_Task directions_. Gather all lines from the material that contain the word "Klienten".

##### Records for processing #####

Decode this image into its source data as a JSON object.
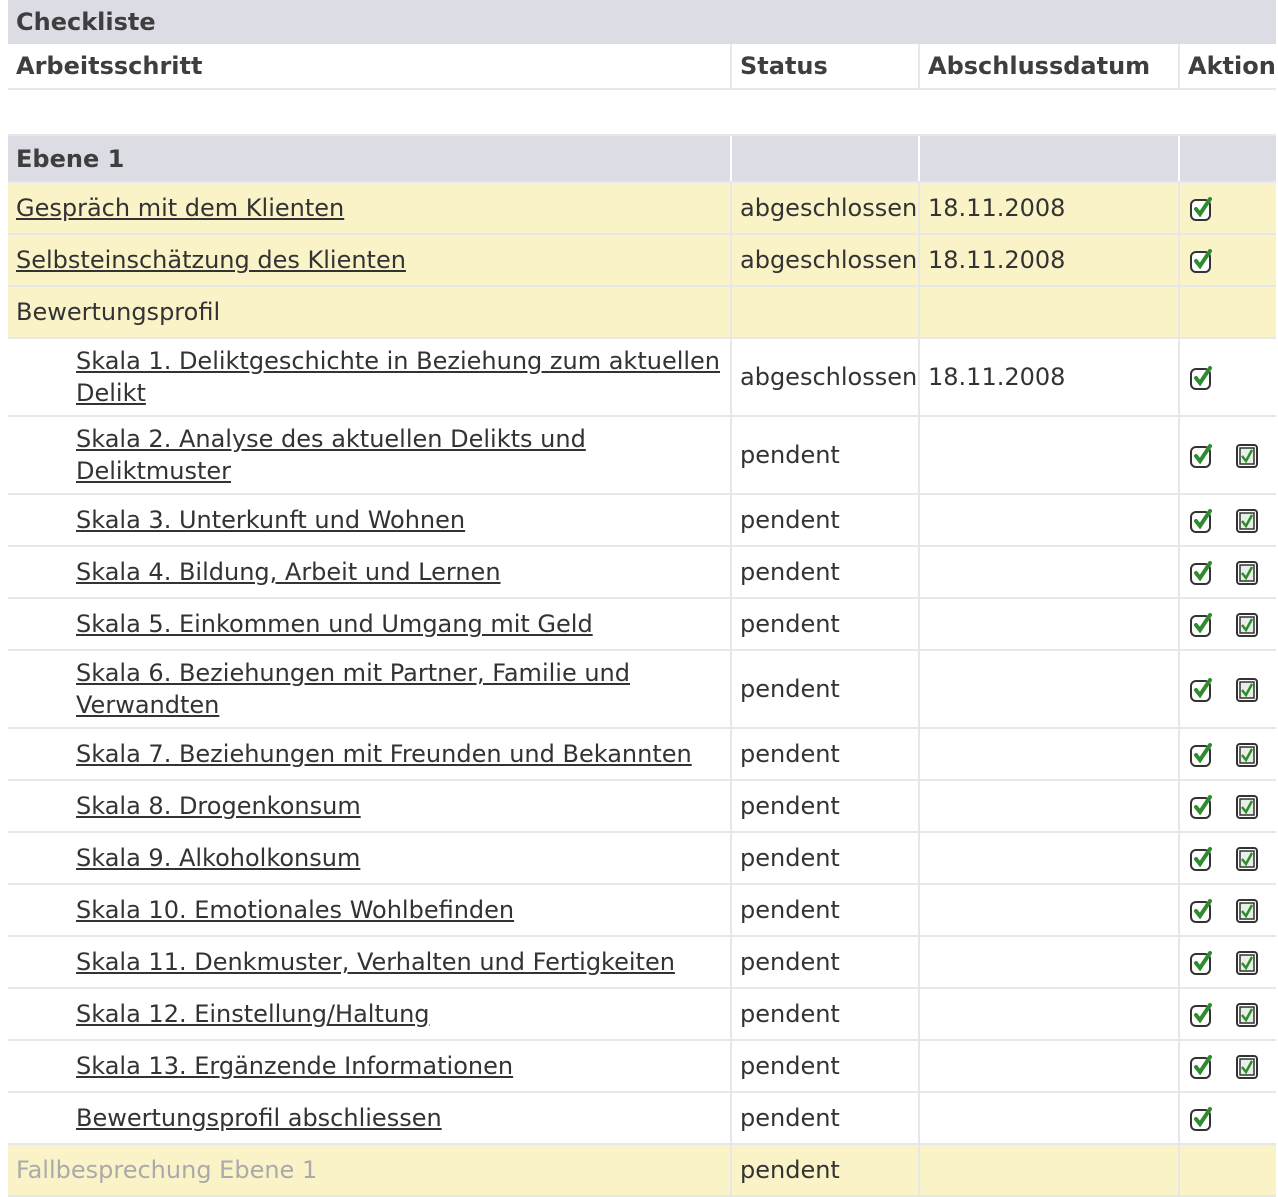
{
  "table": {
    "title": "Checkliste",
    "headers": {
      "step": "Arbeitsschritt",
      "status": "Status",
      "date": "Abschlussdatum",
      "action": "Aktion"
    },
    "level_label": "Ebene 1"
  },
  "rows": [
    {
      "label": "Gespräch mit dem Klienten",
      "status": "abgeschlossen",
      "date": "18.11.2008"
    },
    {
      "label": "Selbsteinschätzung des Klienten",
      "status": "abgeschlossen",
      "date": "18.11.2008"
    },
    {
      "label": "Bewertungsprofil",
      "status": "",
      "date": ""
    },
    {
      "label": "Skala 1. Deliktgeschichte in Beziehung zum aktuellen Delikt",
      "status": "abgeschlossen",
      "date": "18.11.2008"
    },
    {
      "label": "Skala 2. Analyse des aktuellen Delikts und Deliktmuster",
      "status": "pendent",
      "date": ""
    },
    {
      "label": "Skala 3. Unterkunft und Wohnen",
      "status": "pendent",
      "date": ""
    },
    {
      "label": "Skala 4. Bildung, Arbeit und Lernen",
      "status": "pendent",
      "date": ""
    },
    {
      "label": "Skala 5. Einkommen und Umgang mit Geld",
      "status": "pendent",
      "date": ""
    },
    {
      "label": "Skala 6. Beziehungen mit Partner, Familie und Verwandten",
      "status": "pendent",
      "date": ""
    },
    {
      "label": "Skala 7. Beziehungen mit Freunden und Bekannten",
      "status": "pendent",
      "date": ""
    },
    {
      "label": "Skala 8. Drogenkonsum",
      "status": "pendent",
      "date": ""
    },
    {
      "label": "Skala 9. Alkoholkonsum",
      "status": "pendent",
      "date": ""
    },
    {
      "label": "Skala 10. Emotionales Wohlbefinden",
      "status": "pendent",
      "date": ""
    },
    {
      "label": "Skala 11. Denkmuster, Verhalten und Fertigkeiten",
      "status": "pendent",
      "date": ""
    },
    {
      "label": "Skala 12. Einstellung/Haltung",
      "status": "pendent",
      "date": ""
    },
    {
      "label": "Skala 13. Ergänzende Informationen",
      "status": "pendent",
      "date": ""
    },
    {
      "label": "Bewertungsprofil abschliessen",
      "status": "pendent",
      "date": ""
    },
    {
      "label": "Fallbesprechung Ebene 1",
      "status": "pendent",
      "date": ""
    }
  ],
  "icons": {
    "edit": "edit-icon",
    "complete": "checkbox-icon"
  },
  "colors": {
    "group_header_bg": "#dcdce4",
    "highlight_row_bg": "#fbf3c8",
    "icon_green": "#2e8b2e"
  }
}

#####
##### Records for processing #####

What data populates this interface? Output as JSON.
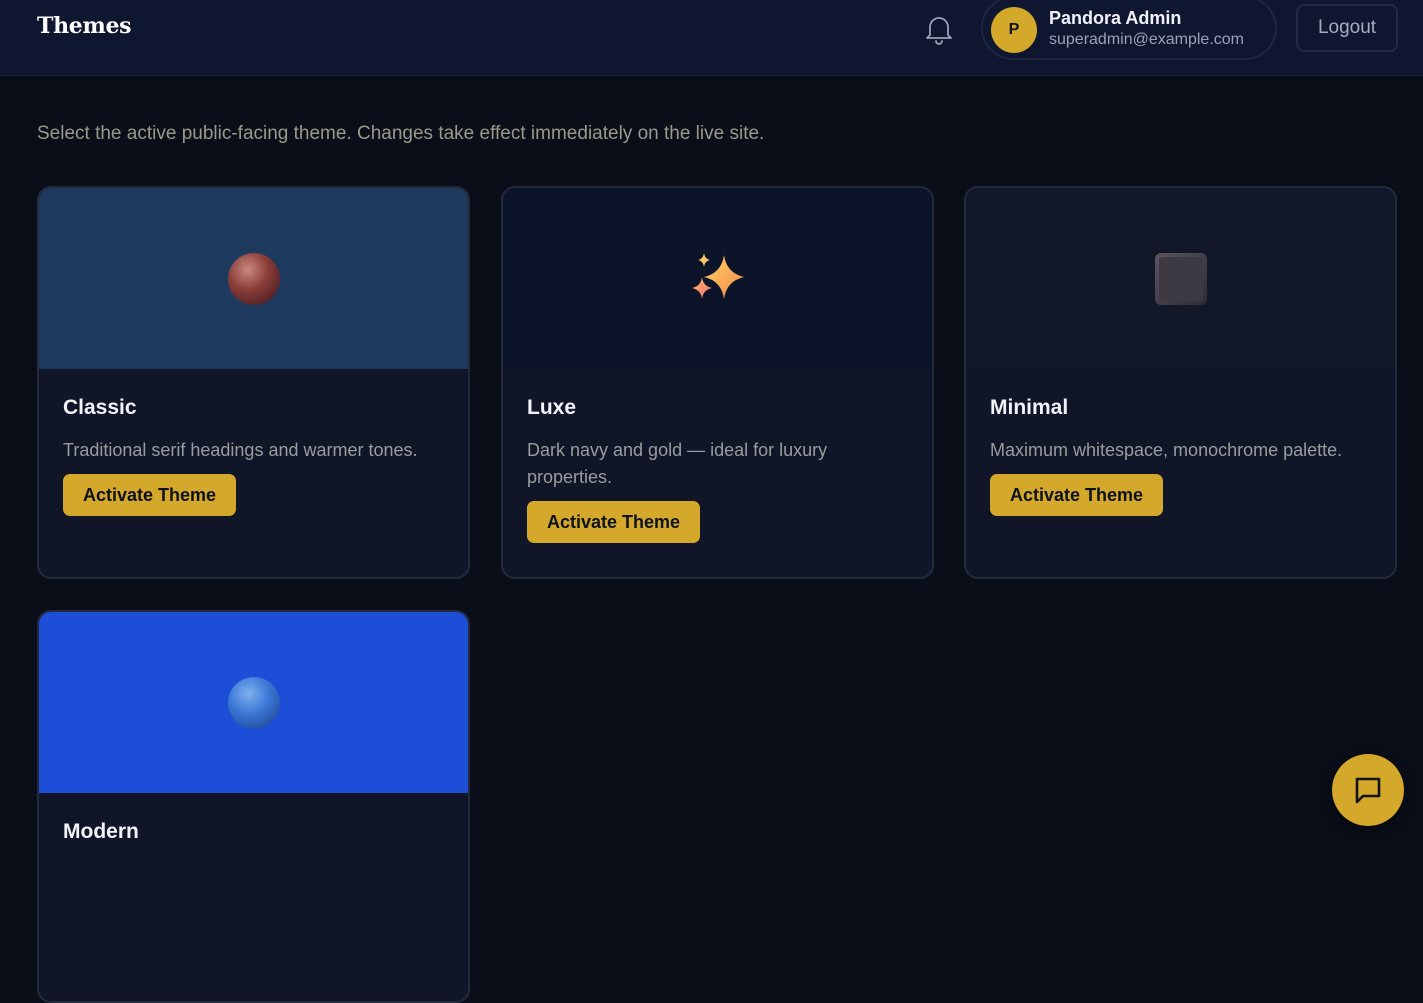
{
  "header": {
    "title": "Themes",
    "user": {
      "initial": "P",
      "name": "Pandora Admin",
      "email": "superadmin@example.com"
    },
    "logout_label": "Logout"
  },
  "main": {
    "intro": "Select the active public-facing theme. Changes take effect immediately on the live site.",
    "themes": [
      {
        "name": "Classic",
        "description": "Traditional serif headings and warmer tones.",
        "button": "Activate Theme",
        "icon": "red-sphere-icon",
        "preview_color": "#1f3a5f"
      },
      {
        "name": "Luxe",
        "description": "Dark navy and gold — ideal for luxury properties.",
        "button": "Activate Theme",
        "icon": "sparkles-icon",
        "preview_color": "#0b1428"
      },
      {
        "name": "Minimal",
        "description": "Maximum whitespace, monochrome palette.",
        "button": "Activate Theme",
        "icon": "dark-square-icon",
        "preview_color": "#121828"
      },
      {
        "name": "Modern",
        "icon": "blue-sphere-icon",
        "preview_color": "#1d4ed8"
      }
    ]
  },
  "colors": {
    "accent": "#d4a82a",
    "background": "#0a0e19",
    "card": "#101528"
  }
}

#####

_Finished answer_.
      "label": "Gespräch mit dem Klienten",
      "label": "Selbsteinschätzung des Klienten",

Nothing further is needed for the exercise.